Segundo a lenda do Rio Ave, de onde vinha a jovem que chegou à Serra da Agra com um rebanho de cabras?

-- Texto para leitura --
===

Wednesday, March 31, 2010

Lenda do Rio Ave



Não vou à procura das lágrimas da linda cabreira, mas a minha próxima caminhada será para conhecer mais uns segredos da Cabreira.

"Há muitos anos, há mesmo muitos, muitos anos, dezenas ou centenas de anos, chegou à Serra da Agra uma jovem, com um rebanho de cabras, vinda da Galiza. Sem ligar a fronteiras que, naquele tempo, não tinham a importância que hoje lhes damos, por ali andava a cabreira guardando o seu rebanho e admirando a paisagem que seduzia e encantava.

Por encostas e vales a jovem cabreira, bonita e formosa, ia contemplando a beleza local: os mantos verdes da vegetação, o azul transparente do céu, o amarelo cintilante do sol…. Nesta Serra do norte de Portugal, com 1200 metros de altitude, na passagem da província do Minho para a de Trás-os-Montes, reinava a paz. Os sons emitidos pelo rebanho, o chilrear das aves e o relinchar dos pequenos cavalos, os garranos, que habitavam a serra, eram uma melodia que sublimava as lindezas da natureza.

===

-- Excerto de dados --
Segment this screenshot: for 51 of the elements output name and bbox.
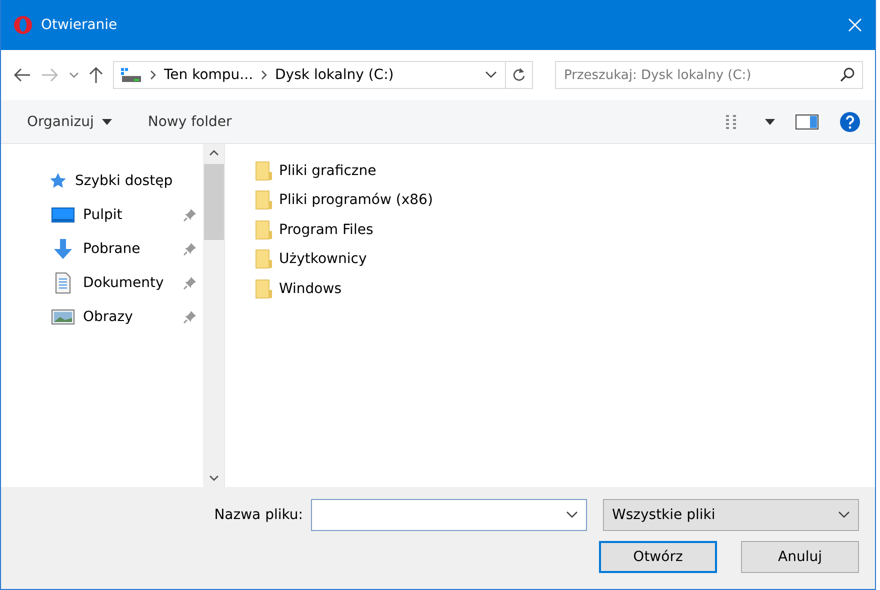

===

-- Resposta à tarefa --
Vinha da Galiza.